#### TASK PROMPT
Give back every line exactly as it appears, pictures excluded.

Stored records
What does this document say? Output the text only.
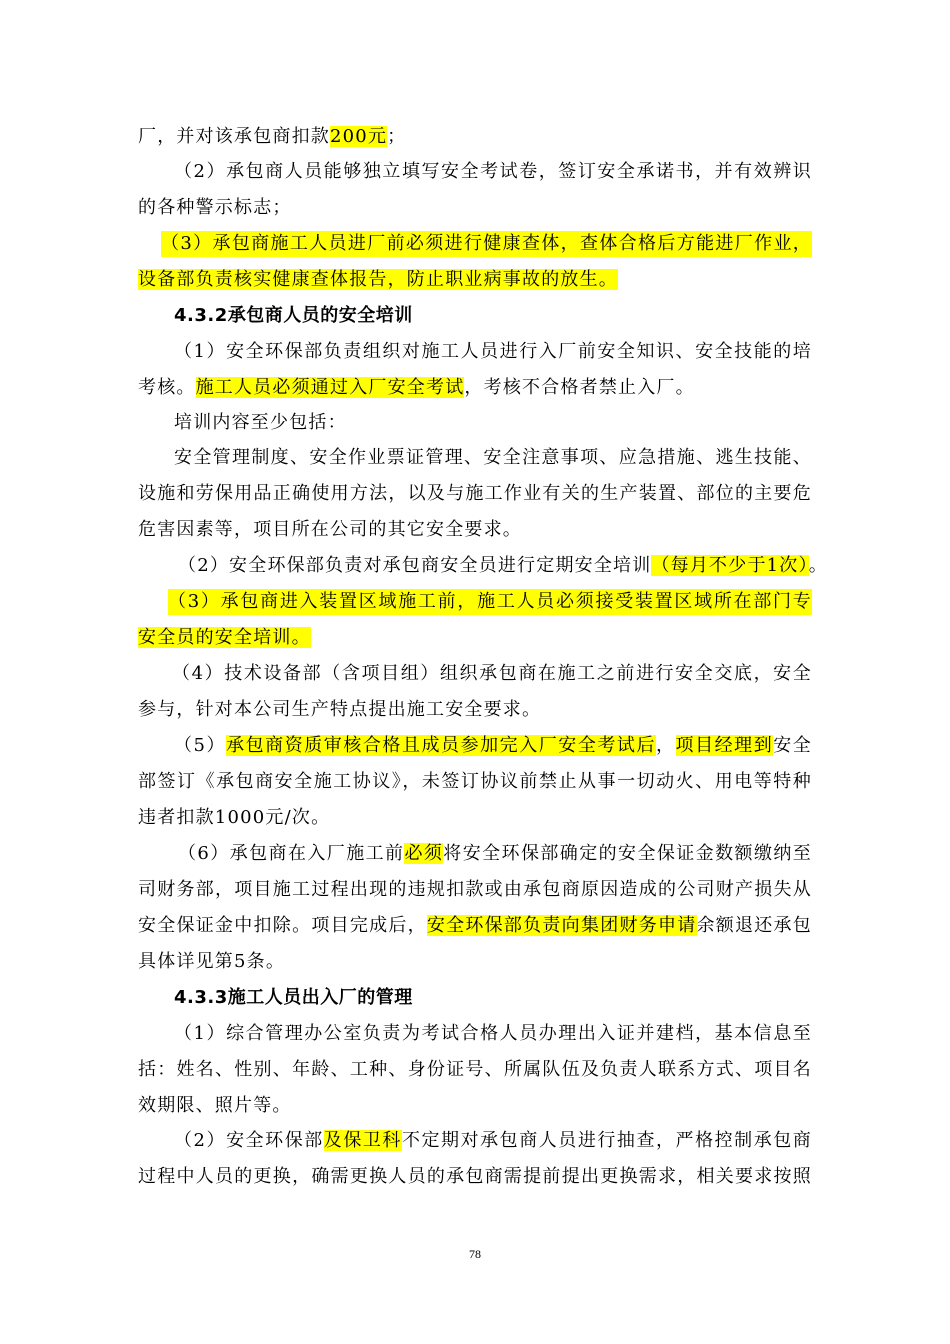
厂，并对该承包商扣款200元；
（2）承包商人员能够独立填写安全考试卷，签订安全承诺书，并有效辨识
的各种警示标志；
（3）承包商施工人员进厂前必须进行健康查体，查体合格后方能进厂作业，
设备部负责核实健康查体报告，防止职业病事故的放生。
4.3.2承包商人员的安全培训
（1）安全环保部负责组织对施工人员进行入厂前安全知识、安全技能的培
考核。施工人员必须通过入厂安全考试，考核不合格者禁止入厂。
培训内容至少包括：
安全管理制度、安全作业票证管理、安全注意事项、应急措施、逃生技能、
设施和劳保用品正确使用方法，以及与施工作业有关的生产装置、部位的主要危
危害因素等，项目所在公司的其它安全要求。
（2）安全环保部负责对承包商安全员进行定期安全培训（每月不少于1次）。
（3）承包商进入装置区域施工前，施工人员必须接受装置区域所在部门专
安全员的安全培训。
（4）技术设备部（含项目组）组织承包商在施工之前进行安全交底，安全
参与，针对本公司生产特点提出施工安全要求。
（5）承包商资质审核合格且成员参加完入厂安全考试后，项目经理到安全
部签订《承包商安全施工协议》，未签订协议前禁止从事一切动火、用电等特种
违者扣款1000元/次。
（6）承包商在入厂施工前必须将安全环保部确定的安全保证金数额缴纳至
司财务部，项目施工过程出现的违规扣款或由承包商原因造成的公司财产损失从
安全保证金中扣除。项目完成后，安全环保部负责向集团财务申请余额退还承包
具体详见第5条。
4.3.3施工人员出入厂的管理
（1）综合管理办公室负责为考试合格人员办理出入证并建档，基本信息至
括：姓名、性别、年龄、工种、身份证号、所属队伍及负责人联系方式、项目名
效期限、照片等。
（2）安全环保部及保卫科不定期对承包商人员进行抽查，严格控制承包商
过程中人员的更换，确需更换人员的承包商需提前提出更换需求，相关要求按照
78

#### CORRECT RESULT
What does this document say? Output the text only.
厂，并对该承包商扣款200元；
（2）承包商人员能够独立填写安全考试卷，签订安全承诺书，并有效辨识
的各种警示标志；
（3）承包商施工人员进厂前必须进行健康查体，查体合格后方能进厂作业，
设备部负责核实健康查体报告，防止职业病事故的放生。
4.3.2承包商人员的安全培训
（1）安全环保部负责组织对施工人员进行入厂前安全知识、安全技能的培
考核。施工人员必须通过入厂安全考试，考核不合格者禁止入厂。
培训内容至少包括：
安全管理制度、安全作业票证管理、安全注意事项、应急措施、逃生技能、
设施和劳保用品正确使用方法，以及与施工作业有关的生产装置、部位的主要危
危害因素等，项目所在公司的其它安全要求。
（2）安全环保部负责对承包商安全员进行定期安全培训（每月不少于1次）。
（3）承包商进入装置区域施工前，施工人员必须接受装置区域所在部门专
安全员的安全培训。
（4）技术设备部（含项目组）组织承包商在施工之前进行安全交底，安全
参与，针对本公司生产特点提出施工安全要求。
（5）承包商资质审核合格且成员参加完入厂安全考试后，项目经理到安全
部签订《承包商安全施工协议》，未签订协议前禁止从事一切动火、用电等特种
违者扣款1000元/次。
（6）承包商在入厂施工前必须将安全环保部确定的安全保证金数额缴纳至
司财务部，项目施工过程出现的违规扣款或由承包商原因造成的公司财产损失从
安全保证金中扣除。项目完成后，安全环保部负责向集团财务申请余额退还承包
具体详见第5条。
4.3.3施工人员出入厂的管理
（1）综合管理办公室负责为考试合格人员办理出入证并建档，基本信息至
括：姓名、性别、年龄、工种、身份证号、所属队伍及负责人联系方式、项目名
效期限、照片等。
（2）安全环保部及保卫科不定期对承包商人员进行抽查，严格控制承包商
过程中人员的更换，确需更换人员的承包商需提前提出更换需求，相关要求按照
78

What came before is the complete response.